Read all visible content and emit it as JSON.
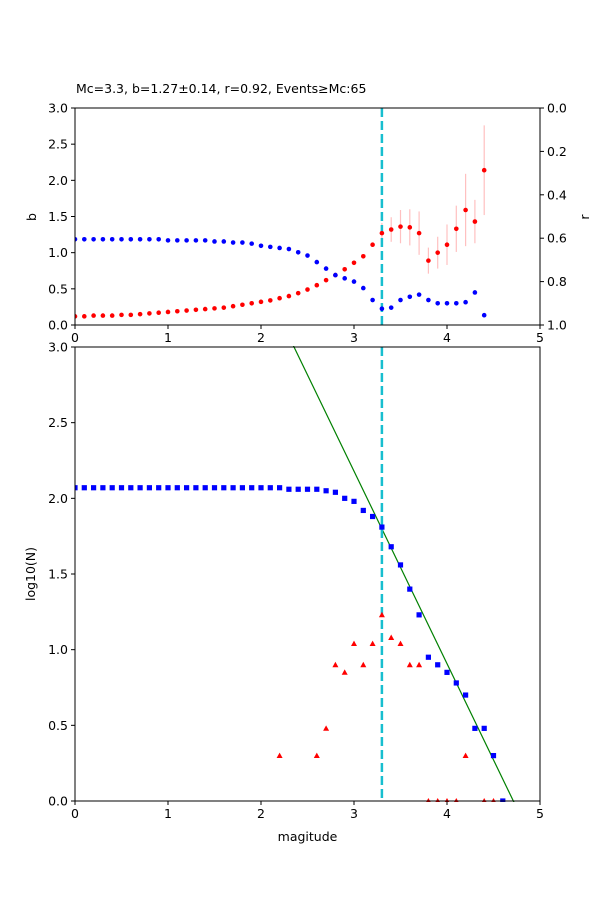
{
  "colors": {
    "b_series": "#ff0000",
    "r_series": "#0000ff",
    "errorbar": "#ffc0c0",
    "mc_line": "#17becf",
    "fit_line": "#008000",
    "cumulative": "#0000ff",
    "noncumulative": "#ff0000",
    "axes": "#000000",
    "background": "#ffffff"
  },
  "chart_data": [
    {
      "type": "scatter",
      "title": "Mc=3.3, b=1.27±0.14, r=0.92, Events≥Mc:65",
      "xlabel": "",
      "ylabel": "b",
      "ylabel_right": "r",
      "xlim": [
        0,
        5
      ],
      "ylim": [
        0,
        3
      ],
      "ylim_right": [
        1.0,
        0.0
      ],
      "x_ticks": [
        "0",
        "1",
        "2",
        "3",
        "4",
        "5"
      ],
      "y_ticks": [
        "0.0",
        "0.5",
        "1.0",
        "1.5",
        "2.0",
        "2.5",
        "3.0"
      ],
      "y_ticks_right": [
        "0.0",
        "0.2",
        "0.4",
        "0.6",
        "0.8",
        "1.0"
      ],
      "grid": false,
      "mc_line_x": 3.3,
      "series": [
        {
          "name": "b",
          "x": [
            0.0,
            0.1,
            0.2,
            0.3,
            0.4,
            0.5,
            0.6,
            0.7,
            0.8,
            0.9,
            1.0,
            1.1,
            1.2,
            1.3,
            1.4,
            1.5,
            1.6,
            1.7,
            1.8,
            1.9,
            2.0,
            2.1,
            2.2,
            2.3,
            2.4,
            2.5,
            2.6,
            2.7,
            2.8,
            2.9,
            3.0,
            3.1,
            3.2,
            3.3,
            3.4,
            3.5,
            3.6,
            3.7,
            3.8,
            3.9,
            4.0,
            4.1,
            4.2,
            4.3,
            4.4
          ],
          "y": [
            0.12,
            0.12,
            0.13,
            0.13,
            0.13,
            0.14,
            0.14,
            0.15,
            0.16,
            0.17,
            0.18,
            0.19,
            0.2,
            0.21,
            0.22,
            0.23,
            0.24,
            0.26,
            0.28,
            0.3,
            0.32,
            0.34,
            0.37,
            0.4,
            0.44,
            0.49,
            0.55,
            0.62,
            0.69,
            0.77,
            0.86,
            0.95,
            1.11,
            1.27,
            1.32,
            1.36,
            1.35,
            1.27,
            0.89,
            1.0,
            1.11,
            1.33,
            1.59,
            1.43,
            2.14
          ],
          "yerr": [
            0,
            0,
            0,
            0,
            0,
            0,
            0,
            0,
            0,
            0,
            0,
            0,
            0,
            0,
            0,
            0,
            0,
            0,
            0,
            0,
            0,
            0,
            0,
            0,
            0,
            0,
            0,
            0,
            0,
            0,
            0,
            0,
            0,
            0.14,
            0.17,
            0.23,
            0.25,
            0.3,
            0.18,
            0.22,
            0.28,
            0.32,
            0.5,
            0.3,
            0.62
          ]
        },
        {
          "name": "r",
          "x": [
            0.0,
            0.1,
            0.2,
            0.3,
            0.4,
            0.5,
            0.6,
            0.7,
            0.8,
            0.9,
            1.0,
            1.1,
            1.2,
            1.3,
            1.4,
            1.5,
            1.6,
            1.7,
            1.8,
            1.9,
            2.0,
            2.1,
            2.2,
            2.3,
            2.4,
            2.5,
            2.6,
            2.7,
            2.8,
            2.9,
            3.0,
            3.1,
            3.2,
            3.3,
            3.4,
            3.5,
            3.6,
            3.7,
            3.8,
            3.9,
            4.0,
            4.1,
            4.2,
            4.3,
            4.4
          ],
          "y": [
            0.605,
            0.605,
            0.605,
            0.605,
            0.605,
            0.605,
            0.605,
            0.605,
            0.605,
            0.605,
            0.61,
            0.61,
            0.61,
            0.61,
            0.61,
            0.615,
            0.615,
            0.62,
            0.62,
            0.625,
            0.635,
            0.64,
            0.645,
            0.65,
            0.665,
            0.68,
            0.71,
            0.74,
            0.77,
            0.785,
            0.8,
            0.83,
            0.885,
            0.925,
            0.92,
            0.885,
            0.87,
            0.86,
            0.885,
            0.9,
            0.9,
            0.9,
            0.895,
            0.85,
            0.955
          ]
        }
      ]
    },
    {
      "type": "scatter",
      "title": "",
      "xlabel": "magitude",
      "ylabel": "log10(N)",
      "xlim": [
        0,
        5
      ],
      "ylim": [
        0,
        3
      ],
      "x_ticks": [
        "0",
        "1",
        "2",
        "3",
        "4",
        "5"
      ],
      "y_ticks": [
        "0.0",
        "0.5",
        "1.0",
        "1.5",
        "2.0",
        "2.5",
        "3.0"
      ],
      "grid": false,
      "mc_line_x": 3.3,
      "fit_line": {
        "x": [
          2.3,
          4.8
        ],
        "y": [
          3.07,
          -0.11
        ]
      },
      "series": [
        {
          "name": "cumulative",
          "x": [
            0.0,
            0.1,
            0.2,
            0.3,
            0.4,
            0.5,
            0.6,
            0.7,
            0.8,
            0.9,
            1.0,
            1.1,
            1.2,
            1.3,
            1.4,
            1.5,
            1.6,
            1.7,
            1.8,
            1.9,
            2.0,
            2.1,
            2.2,
            2.3,
            2.4,
            2.5,
            2.6,
            2.7,
            2.8,
            2.9,
            3.0,
            3.1,
            3.2,
            3.3,
            3.4,
            3.5,
            3.6,
            3.7,
            3.8,
            3.9,
            4.0,
            4.1,
            4.2,
            4.3,
            4.4,
            4.5,
            4.6
          ],
          "y": [
            2.07,
            2.07,
            2.07,
            2.07,
            2.07,
            2.07,
            2.07,
            2.07,
            2.07,
            2.07,
            2.07,
            2.07,
            2.07,
            2.07,
            2.07,
            2.07,
            2.07,
            2.07,
            2.07,
            2.07,
            2.07,
            2.07,
            2.07,
            2.06,
            2.06,
            2.06,
            2.06,
            2.05,
            2.04,
            2.0,
            1.98,
            1.92,
            1.88,
            1.81,
            1.68,
            1.56,
            1.4,
            1.23,
            0.95,
            0.9,
            0.85,
            0.78,
            0.7,
            0.48,
            0.48,
            0.3,
            0.0
          ]
        },
        {
          "name": "noncumulative",
          "x": [
            2.2,
            2.6,
            2.7,
            2.8,
            2.9,
            3.0,
            3.1,
            3.2,
            3.3,
            3.4,
            3.5,
            3.6,
            3.7,
            3.8,
            3.9,
            4.0,
            4.1,
            4.2,
            4.4,
            4.5
          ],
          "y": [
            0.3,
            0.3,
            0.48,
            0.9,
            0.85,
            1.04,
            0.9,
            1.04,
            1.23,
            1.08,
            1.04,
            0.9,
            0.9,
            0.0,
            0.0,
            0.0,
            0.0,
            0.3,
            0.0,
            0.0
          ]
        }
      ]
    }
  ]
}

::::::::

Take the records above and transcribe them exactly, dropping every picture.

Read all visible content and emit it as JSON.
{
  "colors": {
    "b_series": "#ff0000",
    "r_series": "#0000ff",
    "errorbar": "#ffc0c0",
    "mc_line": "#17becf",
    "fit_line": "#008000",
    "cumulative": "#0000ff",
    "noncumulative": "#ff0000",
    "axes": "#000000",
    "background": "#ffffff"
  },
  "chart_data": [
    {
      "type": "scatter",
      "title": "Mc=3.3, b=1.27±0.14, r=0.92, Events≥Mc:65",
      "xlabel": "",
      "ylabel": "b",
      "ylabel_right": "r",
      "xlim": [
        0,
        5
      ],
      "ylim": [
        0,
        3
      ],
      "ylim_right": [
        1.0,
        0.0
      ],
      "x_ticks": [
        "0",
        "1",
        "2",
        "3",
        "4",
        "5"
      ],
      "y_ticks": [
        "0.0",
        "0.5",
        "1.0",
        "1.5",
        "2.0",
        "2.5",
        "3.0"
      ],
      "y_ticks_right": [
        "0.0",
        "0.2",
        "0.4",
        "0.6",
        "0.8",
        "1.0"
      ],
      "grid": false,
      "mc_line_x": 3.3,
      "series": [
        {
          "name": "b",
          "x": [
            0.0,
            0.1,
            0.2,
            0.3,
            0.4,
            0.5,
            0.6,
            0.7,
            0.8,
            0.9,
            1.0,
            1.1,
            1.2,
            1.3,
            1.4,
            1.5,
            1.6,
            1.7,
            1.8,
            1.9,
            2.0,
            2.1,
            2.2,
            2.3,
            2.4,
            2.5,
            2.6,
            2.7,
            2.8,
            2.9,
            3.0,
            3.1,
            3.2,
            3.3,
            3.4,
            3.5,
            3.6,
            3.7,
            3.8,
            3.9,
            4.0,
            4.1,
            4.2,
            4.3,
            4.4
          ],
          "y": [
            0.12,
            0.12,
            0.13,
            0.13,
            0.13,
            0.14,
            0.14,
            0.15,
            0.16,
            0.17,
            0.18,
            0.19,
            0.2,
            0.21,
            0.22,
            0.23,
            0.24,
            0.26,
            0.28,
            0.3,
            0.32,
            0.34,
            0.37,
            0.4,
            0.44,
            0.49,
            0.55,
            0.62,
            0.69,
            0.77,
            0.86,
            0.95,
            1.11,
            1.27,
            1.32,
            1.36,
            1.35,
            1.27,
            0.89,
            1.0,
            1.11,
            1.33,
            1.59,
            1.43,
            2.14
          ],
          "yerr": [
            0,
            0,
            0,
            0,
            0,
            0,
            0,
            0,
            0,
            0,
            0,
            0,
            0,
            0,
            0,
            0,
            0,
            0,
            0,
            0,
            0,
            0,
            0,
            0,
            0,
            0,
            0,
            0,
            0,
            0,
            0,
            0,
            0,
            0.14,
            0.17,
            0.23,
            0.25,
            0.3,
            0.18,
            0.22,
            0.28,
            0.32,
            0.5,
            0.3,
            0.62
          ]
        },
        {
          "name": "r",
          "x": [
            0.0,
            0.1,
            0.2,
            0.3,
            0.4,
            0.5,
            0.6,
            0.7,
            0.8,
            0.9,
            1.0,
            1.1,
            1.2,
            1.3,
            1.4,
            1.5,
            1.6,
            1.7,
            1.8,
            1.9,
            2.0,
            2.1,
            2.2,
            2.3,
            2.4,
            2.5,
            2.6,
            2.7,
            2.8,
            2.9,
            3.0,
            3.1,
            3.2,
            3.3,
            3.4,
            3.5,
            3.6,
            3.7,
            3.8,
            3.9,
            4.0,
            4.1,
            4.2,
            4.3,
            4.4
          ],
          "y": [
            0.605,
            0.605,
            0.605,
            0.605,
            0.605,
            0.605,
            0.605,
            0.605,
            0.605,
            0.605,
            0.61,
            0.61,
            0.61,
            0.61,
            0.61,
            0.615,
            0.615,
            0.62,
            0.62,
            0.625,
            0.635,
            0.64,
            0.645,
            0.65,
            0.665,
            0.68,
            0.71,
            0.74,
            0.77,
            0.785,
            0.8,
            0.83,
            0.885,
            0.925,
            0.92,
            0.885,
            0.87,
            0.86,
            0.885,
            0.9,
            0.9,
            0.9,
            0.895,
            0.85,
            0.955
          ]
        }
      ]
    },
    {
      "type": "scatter",
      "title": "",
      "xlabel": "magitude",
      "ylabel": "log10(N)",
      "xlim": [
        0,
        5
      ],
      "ylim": [
        0,
        3
      ],
      "x_ticks": [
        "0",
        "1",
        "2",
        "3",
        "4",
        "5"
      ],
      "y_ticks": [
        "0.0",
        "0.5",
        "1.0",
        "1.5",
        "2.0",
        "2.5",
        "3.0"
      ],
      "grid": false,
      "mc_line_x": 3.3,
      "fit_line": {
        "x": [
          2.3,
          4.8
        ],
        "y": [
          3.07,
          -0.11
        ]
      },
      "series": [
        {
          "name": "cumulative",
          "x": [
            0.0,
            0.1,
            0.2,
            0.3,
            0.4,
            0.5,
            0.6,
            0.7,
            0.8,
            0.9,
            1.0,
            1.1,
            1.2,
            1.3,
            1.4,
            1.5,
            1.6,
            1.7,
            1.8,
            1.9,
            2.0,
            2.1,
            2.2,
            2.3,
            2.4,
            2.5,
            2.6,
            2.7,
            2.8,
            2.9,
            3.0,
            3.1,
            3.2,
            3.3,
            3.4,
            3.5,
            3.6,
            3.7,
            3.8,
            3.9,
            4.0,
            4.1,
            4.2,
            4.3,
            4.4,
            4.5,
            4.6
          ],
          "y": [
            2.07,
            2.07,
            2.07,
            2.07,
            2.07,
            2.07,
            2.07,
            2.07,
            2.07,
            2.07,
            2.07,
            2.07,
            2.07,
            2.07,
            2.07,
            2.07,
            2.07,
            2.07,
            2.07,
            2.07,
            2.07,
            2.07,
            2.07,
            2.06,
            2.06,
            2.06,
            2.06,
            2.05,
            2.04,
            2.0,
            1.98,
            1.92,
            1.88,
            1.81,
            1.68,
            1.56,
            1.4,
            1.23,
            0.95,
            0.9,
            0.85,
            0.78,
            0.7,
            0.48,
            0.48,
            0.3,
            0.0
          ]
        },
        {
          "name": "noncumulative",
          "x": [
            2.2,
            2.6,
            2.7,
            2.8,
            2.9,
            3.0,
            3.1,
            3.2,
            3.3,
            3.4,
            3.5,
            3.6,
            3.7,
            3.8,
            3.9,
            4.0,
            4.1,
            4.2,
            4.4,
            4.5
          ],
          "y": [
            0.3,
            0.3,
            0.48,
            0.9,
            0.85,
            1.04,
            0.9,
            1.04,
            1.23,
            1.08,
            1.04,
            0.9,
            0.9,
            0.0,
            0.0,
            0.0,
            0.0,
            0.3,
            0.0,
            0.0
          ]
        }
      ]
    }
  ]
}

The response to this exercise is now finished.